◆ The problem: Beginning at the line containing "Give me the" and continuing to the end of the records below, give each line again exactly as it stands, and only those lines.

◆ Records shown:
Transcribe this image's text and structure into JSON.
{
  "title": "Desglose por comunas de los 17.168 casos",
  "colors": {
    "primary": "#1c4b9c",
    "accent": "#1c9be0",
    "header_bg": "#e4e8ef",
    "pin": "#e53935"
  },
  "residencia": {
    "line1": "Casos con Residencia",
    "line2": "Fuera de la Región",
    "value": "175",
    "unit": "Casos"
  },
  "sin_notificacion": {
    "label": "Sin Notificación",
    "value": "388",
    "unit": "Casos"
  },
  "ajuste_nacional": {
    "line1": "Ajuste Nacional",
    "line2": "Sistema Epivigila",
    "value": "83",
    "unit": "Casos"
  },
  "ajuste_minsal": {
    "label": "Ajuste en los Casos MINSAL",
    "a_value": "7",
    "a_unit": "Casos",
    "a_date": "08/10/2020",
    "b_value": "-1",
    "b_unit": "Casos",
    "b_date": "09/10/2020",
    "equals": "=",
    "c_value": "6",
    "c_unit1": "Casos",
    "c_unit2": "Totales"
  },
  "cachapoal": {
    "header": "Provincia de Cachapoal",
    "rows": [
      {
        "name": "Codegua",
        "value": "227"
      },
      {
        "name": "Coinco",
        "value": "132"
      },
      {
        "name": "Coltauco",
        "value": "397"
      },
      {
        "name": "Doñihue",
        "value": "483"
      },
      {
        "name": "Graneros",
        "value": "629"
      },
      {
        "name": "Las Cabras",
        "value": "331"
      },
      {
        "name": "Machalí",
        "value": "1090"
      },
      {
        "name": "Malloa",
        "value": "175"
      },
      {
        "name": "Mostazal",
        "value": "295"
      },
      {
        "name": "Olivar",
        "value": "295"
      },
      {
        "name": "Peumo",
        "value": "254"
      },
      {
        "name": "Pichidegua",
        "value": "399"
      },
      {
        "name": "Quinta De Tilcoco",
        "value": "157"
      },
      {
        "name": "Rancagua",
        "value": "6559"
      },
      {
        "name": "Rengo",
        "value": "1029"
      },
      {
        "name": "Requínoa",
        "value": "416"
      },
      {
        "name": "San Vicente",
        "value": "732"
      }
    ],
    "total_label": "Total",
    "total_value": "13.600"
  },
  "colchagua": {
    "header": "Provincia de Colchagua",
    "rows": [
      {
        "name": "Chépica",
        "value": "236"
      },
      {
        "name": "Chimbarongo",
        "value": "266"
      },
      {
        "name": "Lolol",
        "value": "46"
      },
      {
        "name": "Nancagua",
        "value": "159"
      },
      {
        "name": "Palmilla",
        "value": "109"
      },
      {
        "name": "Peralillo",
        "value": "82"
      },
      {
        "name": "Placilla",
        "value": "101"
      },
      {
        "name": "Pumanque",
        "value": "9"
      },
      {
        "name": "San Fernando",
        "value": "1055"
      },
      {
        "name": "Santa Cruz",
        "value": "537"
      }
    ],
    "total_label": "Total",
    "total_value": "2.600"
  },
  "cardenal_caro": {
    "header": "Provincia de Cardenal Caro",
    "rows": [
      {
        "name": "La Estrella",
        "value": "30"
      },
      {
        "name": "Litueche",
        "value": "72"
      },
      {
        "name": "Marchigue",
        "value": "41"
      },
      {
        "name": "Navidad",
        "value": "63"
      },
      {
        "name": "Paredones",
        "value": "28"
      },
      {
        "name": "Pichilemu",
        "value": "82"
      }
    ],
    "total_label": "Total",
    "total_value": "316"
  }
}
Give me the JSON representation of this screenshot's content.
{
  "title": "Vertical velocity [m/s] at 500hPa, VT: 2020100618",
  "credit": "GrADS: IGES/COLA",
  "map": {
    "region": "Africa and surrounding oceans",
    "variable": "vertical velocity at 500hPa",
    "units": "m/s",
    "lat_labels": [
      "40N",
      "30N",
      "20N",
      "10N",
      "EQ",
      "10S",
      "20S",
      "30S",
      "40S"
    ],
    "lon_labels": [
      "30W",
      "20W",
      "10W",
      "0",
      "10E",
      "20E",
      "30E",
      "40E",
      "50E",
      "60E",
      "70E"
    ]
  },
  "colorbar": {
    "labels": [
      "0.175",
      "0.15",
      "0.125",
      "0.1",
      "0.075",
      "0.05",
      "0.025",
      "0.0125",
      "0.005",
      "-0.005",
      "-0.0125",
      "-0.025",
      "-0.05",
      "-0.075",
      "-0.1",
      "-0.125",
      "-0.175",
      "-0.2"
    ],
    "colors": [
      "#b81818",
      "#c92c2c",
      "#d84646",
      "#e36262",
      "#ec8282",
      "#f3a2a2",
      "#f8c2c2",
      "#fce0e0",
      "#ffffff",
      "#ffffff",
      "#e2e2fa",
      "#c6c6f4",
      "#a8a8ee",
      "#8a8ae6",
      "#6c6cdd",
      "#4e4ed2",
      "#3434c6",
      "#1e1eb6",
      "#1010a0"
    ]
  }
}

◆ Expected answer:
Give me the JSON representation of this screenshot's content.
{
  "title": "Vertical velocity [m/s] at 500hPa, VT: 2020100618",
  "credit": "GrADS: IGES/COLA",
  "map": {
    "region": "Africa and surrounding oceans",
    "variable": "vertical velocity at 500hPa",
    "units": "m/s",
    "lat_labels": [
      "40N",
      "30N",
      "20N",
      "10N",
      "EQ",
      "10S",
      "20S",
      "30S",
      "40S"
    ],
    "lon_labels": [
      "30W",
      "20W",
      "10W",
      "0",
      "10E",
      "20E",
      "30E",
      "40E",
      "50E",
      "60E",
      "70E"
    ]
  },
  "colorbar": {
    "labels": [
      "0.175",
      "0.15",
      "0.125",
      "0.1",
      "0.075",
      "0.05",
      "0.025",
      "0.0125",
      "0.005",
      "-0.005",
      "-0.0125",
      "-0.025",
      "-0.05",
      "-0.075",
      "-0.1",
      "-0.125",
      "-0.175",
      "-0.2"
    ],
    "colors": [
      "#b81818",
      "#c92c2c",
      "#d84646",
      "#e36262",
      "#ec8282",
      "#f3a2a2",
      "#f8c2c2",
      "#fce0e0",
      "#ffffff",
      "#ffffff",
      "#e2e2fa",
      "#c6c6f4",
      "#a8a8ee",
      "#8a8ae6",
      "#6c6cdd",
      "#4e4ed2",
      "#3434c6",
      "#1e1eb6",
      "#1010a0"
    ]
  }
}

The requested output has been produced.